_AIM OF THE EXERCISE:_
Repeat the listing in full, preserving every character.

_Dataset entries:_
====
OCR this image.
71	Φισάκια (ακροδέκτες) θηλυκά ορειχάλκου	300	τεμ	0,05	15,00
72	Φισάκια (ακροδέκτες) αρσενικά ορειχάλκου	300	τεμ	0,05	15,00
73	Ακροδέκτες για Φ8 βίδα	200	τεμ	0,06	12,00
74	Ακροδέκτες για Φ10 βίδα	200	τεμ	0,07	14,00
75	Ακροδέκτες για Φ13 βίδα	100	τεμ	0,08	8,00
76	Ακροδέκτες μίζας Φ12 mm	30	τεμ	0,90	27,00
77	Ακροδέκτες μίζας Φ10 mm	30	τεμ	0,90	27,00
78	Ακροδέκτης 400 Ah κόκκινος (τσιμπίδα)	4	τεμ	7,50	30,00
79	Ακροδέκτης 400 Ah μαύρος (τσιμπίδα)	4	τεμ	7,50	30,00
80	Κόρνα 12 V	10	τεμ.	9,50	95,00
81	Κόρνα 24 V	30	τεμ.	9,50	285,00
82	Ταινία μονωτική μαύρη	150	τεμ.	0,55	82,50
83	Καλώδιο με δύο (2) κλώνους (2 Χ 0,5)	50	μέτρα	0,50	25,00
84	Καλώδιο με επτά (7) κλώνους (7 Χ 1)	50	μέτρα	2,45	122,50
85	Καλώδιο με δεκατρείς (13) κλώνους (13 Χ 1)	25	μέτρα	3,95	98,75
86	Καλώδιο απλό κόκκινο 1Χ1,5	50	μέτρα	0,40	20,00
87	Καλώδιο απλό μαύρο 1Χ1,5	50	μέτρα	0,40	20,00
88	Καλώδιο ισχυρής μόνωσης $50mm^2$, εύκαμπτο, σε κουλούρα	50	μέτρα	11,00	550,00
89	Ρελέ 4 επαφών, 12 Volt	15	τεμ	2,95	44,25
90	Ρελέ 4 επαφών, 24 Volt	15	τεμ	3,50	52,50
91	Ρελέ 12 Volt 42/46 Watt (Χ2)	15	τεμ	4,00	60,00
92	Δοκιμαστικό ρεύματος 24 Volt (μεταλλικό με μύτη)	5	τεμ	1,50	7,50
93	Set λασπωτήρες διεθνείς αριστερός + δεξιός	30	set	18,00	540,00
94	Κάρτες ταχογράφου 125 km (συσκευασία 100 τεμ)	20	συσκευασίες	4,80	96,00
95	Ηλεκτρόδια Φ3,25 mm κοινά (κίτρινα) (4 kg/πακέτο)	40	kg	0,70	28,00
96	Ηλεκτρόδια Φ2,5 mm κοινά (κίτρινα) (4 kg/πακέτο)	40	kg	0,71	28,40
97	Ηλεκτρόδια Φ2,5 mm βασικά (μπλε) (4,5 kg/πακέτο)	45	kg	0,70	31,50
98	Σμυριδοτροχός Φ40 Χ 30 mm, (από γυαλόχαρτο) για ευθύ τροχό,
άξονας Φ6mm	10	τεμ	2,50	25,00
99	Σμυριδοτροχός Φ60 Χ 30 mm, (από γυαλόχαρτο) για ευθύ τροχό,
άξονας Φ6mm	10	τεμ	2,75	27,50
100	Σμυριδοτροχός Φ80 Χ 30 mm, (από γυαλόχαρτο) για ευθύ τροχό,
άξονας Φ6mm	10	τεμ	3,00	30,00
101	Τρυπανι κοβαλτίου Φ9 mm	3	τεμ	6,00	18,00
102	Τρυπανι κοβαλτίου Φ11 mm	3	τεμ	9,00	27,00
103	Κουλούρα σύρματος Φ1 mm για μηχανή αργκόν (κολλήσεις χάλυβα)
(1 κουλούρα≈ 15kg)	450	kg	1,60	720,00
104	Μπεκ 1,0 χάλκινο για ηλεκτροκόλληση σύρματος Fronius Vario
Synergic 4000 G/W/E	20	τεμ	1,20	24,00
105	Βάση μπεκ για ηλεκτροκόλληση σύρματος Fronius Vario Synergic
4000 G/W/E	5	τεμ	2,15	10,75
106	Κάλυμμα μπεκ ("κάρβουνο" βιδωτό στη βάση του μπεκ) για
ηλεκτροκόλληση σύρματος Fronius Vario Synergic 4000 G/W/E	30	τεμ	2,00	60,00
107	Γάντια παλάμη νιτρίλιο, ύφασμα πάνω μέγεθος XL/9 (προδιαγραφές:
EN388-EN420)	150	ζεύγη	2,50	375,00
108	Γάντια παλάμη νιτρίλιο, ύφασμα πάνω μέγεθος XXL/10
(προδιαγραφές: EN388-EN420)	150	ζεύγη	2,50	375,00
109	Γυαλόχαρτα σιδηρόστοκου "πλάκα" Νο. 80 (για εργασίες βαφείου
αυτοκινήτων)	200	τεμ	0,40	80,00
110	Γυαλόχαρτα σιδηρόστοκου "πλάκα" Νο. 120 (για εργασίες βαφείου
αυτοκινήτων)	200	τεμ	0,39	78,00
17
====
_ANSWER TO THIS PROBLEM:_
OCR this image.
71	Φισάκια (ακροδέκτες) θηλυκά ορειχάλκου	300	τεμ	0,05	15,00
72	Φισάκια (ακροδέκτες) αρσενικά ορειχάλκου	300	τεμ	0,05	15,00
73	Ακροδέκτες για Φ8 βίδα	200	τεμ	0,06	12,00
74	Ακροδέκτες για Φ10 βίδα	200	τεμ	0,07	14,00
75	Ακροδέκτες για Φ13 βίδα	100	τεμ	0,08	8,00
76	Ακροδέκτες μίζας Φ12 mm	30	τεμ	0,90	27,00
77	Ακροδέκτες μίζας Φ10 mm	30	τεμ	0,90	27,00
78	Ακροδέκτης 400 Ah κόκκινος (τσιμπίδα)	4	τεμ	7,50	30,00
79	Ακροδέκτης 400 Ah μαύρος (τσιμπίδα)	4	τεμ	7,50	30,00
80	Κόρνα 12 V	10	τεμ.	9,50	95,00
81	Κόρνα 24 V	30	τεμ.	9,50	285,00
82	Ταινία μονωτική μαύρη	150	τεμ.	0,55	82,50
83	Καλώδιο με δύο (2) κλώνους (2 Χ 0,5)	50	μέτρα	0,50	25,00
84	Καλώδιο με επτά (7) κλώνους (7 Χ 1)	50	μέτρα	2,45	122,50
85	Καλώδιο με δεκατρείς (13) κλώνους (13 Χ 1)	25	μέτρα	3,95	98,75
86	Καλώδιο απλό κόκκινο 1Χ1,5	50	μέτρα	0,40	20,00
87	Καλώδιο απλό μαύρο 1Χ1,5	50	μέτρα	0,40	20,00
88	Καλώδιο ισχυρής μόνωσης $50mm^2$, εύκαμπτο, σε κουλούρα	50	μέτρα	11,00	550,00
89	Ρελέ 4 επαφών, 12 Volt	15	τεμ	2,95	44,25
90	Ρελέ 4 επαφών, 24 Volt	15	τεμ	3,50	52,50
91	Ρελέ 12 Volt 42/46 Watt (Χ2)	15	τεμ	4,00	60,00
92	Δοκιμαστικό ρεύματος 24 Volt (μεταλλικό με μύτη)	5	τεμ	1,50	7,50
93	Set λασπωτήρες διεθνείς αριστερός + δεξιός	30	set	18,00	540,00
94	Κάρτες ταχογράφου 125 km (συσκευασία 100 τεμ)	20	συσκευασίες	4,80	96,00
95	Ηλεκτρόδια Φ3,25 mm κοινά (κίτρινα) (4 kg/πακέτο)	40	kg	0,70	28,00
96	Ηλεκτρόδια Φ2,5 mm κοινά (κίτρινα) (4 kg/πακέτο)	40	kg	0,71	28,40
97	Ηλεκτρόδια Φ2,5 mm βασικά (μπλε) (4,5 kg/πακέτο)	45	kg	0,70	31,50
98	Σμυριδοτροχός Φ40 Χ 30 mm, (από γυαλόχαρτο) για ευθύ τροχό,
άξονας Φ6mm	10	τεμ	2,50	25,00
99	Σμυριδοτροχός Φ60 Χ 30 mm, (από γυαλόχαρτο) για ευθύ τροχό,
άξονας Φ6mm	10	τεμ	2,75	27,50
100	Σμυριδοτροχός Φ80 Χ 30 mm, (από γυαλόχαρτο) για ευθύ τροχό,
άξονας Φ6mm	10	τεμ	3,00	30,00
101	Τρυπανι κοβαλτίου Φ9 mm	3	τεμ	6,00	18,00
102	Τρυπανι κοβαλτίου Φ11 mm	3	τεμ	9,00	27,00
103	Κουλούρα σύρματος Φ1 mm για μηχανή αργκόν (κολλήσεις χάλυβα)
(1 κουλούρα≈ 15kg)	450	kg	1,60	720,00
104	Μπεκ 1,0 χάλκινο για ηλεκτροκόλληση σύρματος Fronius Vario
Synergic 4000 G/W/E	20	τεμ	1,20	24,00
105	Βάση μπεκ για ηλεκτροκόλληση σύρματος Fronius Vario Synergic
4000 G/W/E	5	τεμ	2,15	10,75
106	Κάλυμμα μπεκ ("κάρβουνο" βιδωτό στη βάση του μπεκ) για
ηλεκτροκόλληση σύρματος Fronius Vario Synergic 4000 G/W/E	30	τεμ	2,00	60,00
107	Γάντια παλάμη νιτρίλιο, ύφασμα πάνω μέγεθος XL/9 (προδιαγραφές:
EN388-EN420)	150	ζεύγη	2,50	375,00
108	Γάντια παλάμη νιτρίλιο, ύφασμα πάνω μέγεθος XXL/10
(προδιαγραφές: EN388-EN420)	150	ζεύγη	2,50	375,00
109	Γυαλόχαρτα σιδηρόστοκου "πλάκα" Νο. 80 (για εργασίες βαφείου
αυτοκινήτων)	200	τεμ	0,40	80,00
110	Γυαλόχαρτα σιδηρόστοκου "πλάκα" Νο. 120 (για εργασίες βαφείου
αυτοκινήτων)	200	τεμ	0,39	78,00
17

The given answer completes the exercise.